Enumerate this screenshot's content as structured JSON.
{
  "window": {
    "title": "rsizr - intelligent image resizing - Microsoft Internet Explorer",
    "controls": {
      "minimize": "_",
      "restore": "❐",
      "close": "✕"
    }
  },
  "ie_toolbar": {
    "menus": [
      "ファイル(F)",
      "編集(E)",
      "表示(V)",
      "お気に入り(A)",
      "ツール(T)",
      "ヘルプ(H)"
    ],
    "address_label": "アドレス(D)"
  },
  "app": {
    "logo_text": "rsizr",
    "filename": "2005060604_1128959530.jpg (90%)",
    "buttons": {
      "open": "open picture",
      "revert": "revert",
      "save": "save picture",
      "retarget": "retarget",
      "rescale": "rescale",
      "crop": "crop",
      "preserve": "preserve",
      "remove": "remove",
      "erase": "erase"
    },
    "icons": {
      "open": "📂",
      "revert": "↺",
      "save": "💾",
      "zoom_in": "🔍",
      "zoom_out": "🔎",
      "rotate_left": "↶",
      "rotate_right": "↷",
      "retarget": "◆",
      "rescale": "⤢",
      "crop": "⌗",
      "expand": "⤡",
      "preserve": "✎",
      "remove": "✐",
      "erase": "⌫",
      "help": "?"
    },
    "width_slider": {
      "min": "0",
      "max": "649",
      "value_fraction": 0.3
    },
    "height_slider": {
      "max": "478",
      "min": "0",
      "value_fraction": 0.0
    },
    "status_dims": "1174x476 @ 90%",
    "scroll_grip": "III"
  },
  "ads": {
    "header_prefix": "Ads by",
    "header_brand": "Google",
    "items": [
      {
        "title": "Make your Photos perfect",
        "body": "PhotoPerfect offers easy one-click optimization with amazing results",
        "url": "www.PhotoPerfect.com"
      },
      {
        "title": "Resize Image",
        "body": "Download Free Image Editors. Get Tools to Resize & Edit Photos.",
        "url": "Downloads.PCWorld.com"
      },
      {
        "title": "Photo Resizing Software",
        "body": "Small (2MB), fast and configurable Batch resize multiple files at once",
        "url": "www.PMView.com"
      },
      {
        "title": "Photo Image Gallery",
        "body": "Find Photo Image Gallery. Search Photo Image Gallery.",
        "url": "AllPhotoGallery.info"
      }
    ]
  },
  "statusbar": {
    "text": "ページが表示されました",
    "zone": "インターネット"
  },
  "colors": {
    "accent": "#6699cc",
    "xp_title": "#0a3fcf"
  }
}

◆ ◆ ◆ ◆ ◆

- _WHAT IS BEING ASKED_
All of the entries must be written out exactly as they stand.

- _THE REPLY_
Enumerate this screenshot's content as structured JSON.
{
  "window": {
    "title": "rsizr - intelligent image resizing - Microsoft Internet Explorer",
    "controls": {
      "minimize": "_",
      "restore": "❐",
      "close": "✕"
    }
  },
  "ie_toolbar": {
    "menus": [
      "ファイル(F)",
      "編集(E)",
      "表示(V)",
      "お気に入り(A)",
      "ツール(T)",
      "ヘルプ(H)"
    ],
    "address_label": "アドレス(D)"
  },
  "app": {
    "logo_text": "rsizr",
    "filename": "2005060604_1128959530.jpg (90%)",
    "buttons": {
      "open": "open picture",
      "revert": "revert",
      "save": "save picture",
      "retarget": "retarget",
      "rescale": "rescale",
      "crop": "crop",
      "preserve": "preserve",
      "remove": "remove",
      "erase": "erase"
    },
    "icons": {
      "open": "📂",
      "revert": "↺",
      "save": "💾",
      "zoom_in": "🔍",
      "zoom_out": "🔎",
      "rotate_left": "↶",
      "rotate_right": "↷",
      "retarget": "◆",
      "rescale": "⤢",
      "crop": "⌗",
      "expand": "⤡",
      "preserve": "✎",
      "remove": "✐",
      "erase": "⌫",
      "help": "?"
    },
    "width_slider": {
      "min": "0",
      "max": "649",
      "value_fraction": 0.3
    },
    "height_slider": {
      "max": "478",
      "min": "0",
      "value_fraction": 0.0
    },
    "status_dims": "1174x476 @ 90%",
    "scroll_grip": "III"
  },
  "ads": {
    "header_prefix": "Ads by",
    "header_brand": "Google",
    "items": [
      {
        "title": "Make your Photos perfect",
        "body": "PhotoPerfect offers easy one-click optimization with amazing results",
        "url": "www.PhotoPerfect.com"
      },
      {
        "title": "Resize Image",
        "body": "Download Free Image Editors. Get Tools to Resize & Edit Photos.",
        "url": "Downloads.PCWorld.com"
      },
      {
        "title": "Photo Resizing Software",
        "body": "Small (2MB), fast and configurable Batch resize multiple files at once",
        "url": "www.PMView.com"
      },
      {
        "title": "Photo Image Gallery",
        "body": "Find Photo Image Gallery. Search Photo Image Gallery.",
        "url": "AllPhotoGallery.info"
      }
    ]
  },
  "statusbar": {
    "text": "ページが表示されました",
    "zone": "インターネット"
  },
  "colors": {
    "accent": "#6699cc",
    "xp_title": "#0a3fcf"
  }
}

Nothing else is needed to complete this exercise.